**Stored data:**
= = = =
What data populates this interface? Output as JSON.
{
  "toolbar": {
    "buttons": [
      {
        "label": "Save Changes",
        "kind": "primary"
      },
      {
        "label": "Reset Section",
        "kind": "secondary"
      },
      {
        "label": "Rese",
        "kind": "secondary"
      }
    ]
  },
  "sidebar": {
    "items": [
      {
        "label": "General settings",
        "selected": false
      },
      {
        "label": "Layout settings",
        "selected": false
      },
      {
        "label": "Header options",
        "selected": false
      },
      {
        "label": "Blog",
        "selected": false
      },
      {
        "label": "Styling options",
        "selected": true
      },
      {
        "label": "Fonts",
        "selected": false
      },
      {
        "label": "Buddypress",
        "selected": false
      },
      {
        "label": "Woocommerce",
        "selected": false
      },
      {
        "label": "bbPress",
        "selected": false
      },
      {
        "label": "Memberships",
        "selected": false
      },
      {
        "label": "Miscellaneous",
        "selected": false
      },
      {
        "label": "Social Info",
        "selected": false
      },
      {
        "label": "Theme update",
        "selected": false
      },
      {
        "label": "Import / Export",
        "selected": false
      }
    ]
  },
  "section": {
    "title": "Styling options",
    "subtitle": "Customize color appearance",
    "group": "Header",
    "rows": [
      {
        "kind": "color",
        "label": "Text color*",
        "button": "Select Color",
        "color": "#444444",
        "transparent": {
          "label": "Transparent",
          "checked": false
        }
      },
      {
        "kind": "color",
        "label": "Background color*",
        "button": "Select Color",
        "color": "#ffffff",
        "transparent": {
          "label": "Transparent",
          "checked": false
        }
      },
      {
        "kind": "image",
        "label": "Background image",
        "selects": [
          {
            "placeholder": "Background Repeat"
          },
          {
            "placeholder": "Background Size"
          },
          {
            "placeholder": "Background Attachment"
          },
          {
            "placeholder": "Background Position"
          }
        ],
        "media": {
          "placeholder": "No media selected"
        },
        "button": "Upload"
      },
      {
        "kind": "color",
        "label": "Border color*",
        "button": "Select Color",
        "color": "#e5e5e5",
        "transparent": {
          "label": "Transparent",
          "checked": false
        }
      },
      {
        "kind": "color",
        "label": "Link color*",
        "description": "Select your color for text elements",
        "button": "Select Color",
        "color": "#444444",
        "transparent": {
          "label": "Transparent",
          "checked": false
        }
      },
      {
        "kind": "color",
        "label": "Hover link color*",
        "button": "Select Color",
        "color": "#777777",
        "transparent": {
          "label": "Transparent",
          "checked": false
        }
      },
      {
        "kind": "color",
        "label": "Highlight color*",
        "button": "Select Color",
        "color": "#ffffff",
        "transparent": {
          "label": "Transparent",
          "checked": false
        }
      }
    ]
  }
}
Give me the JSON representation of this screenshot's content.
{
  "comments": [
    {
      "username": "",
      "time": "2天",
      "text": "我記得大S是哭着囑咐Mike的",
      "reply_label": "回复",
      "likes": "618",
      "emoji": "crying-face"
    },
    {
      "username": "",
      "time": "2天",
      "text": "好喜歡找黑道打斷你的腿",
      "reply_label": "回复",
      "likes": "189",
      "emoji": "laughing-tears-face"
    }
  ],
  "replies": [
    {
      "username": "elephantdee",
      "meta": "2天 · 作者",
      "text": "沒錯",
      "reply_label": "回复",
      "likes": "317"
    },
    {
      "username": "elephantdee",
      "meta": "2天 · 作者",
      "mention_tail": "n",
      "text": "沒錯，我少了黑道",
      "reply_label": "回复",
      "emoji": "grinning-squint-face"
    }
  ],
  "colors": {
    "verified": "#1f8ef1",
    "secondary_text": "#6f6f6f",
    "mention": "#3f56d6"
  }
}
= = = =
Gather all lines where the word "Styling" appears.

        "label": "Styling options",
    "title": "Styling options",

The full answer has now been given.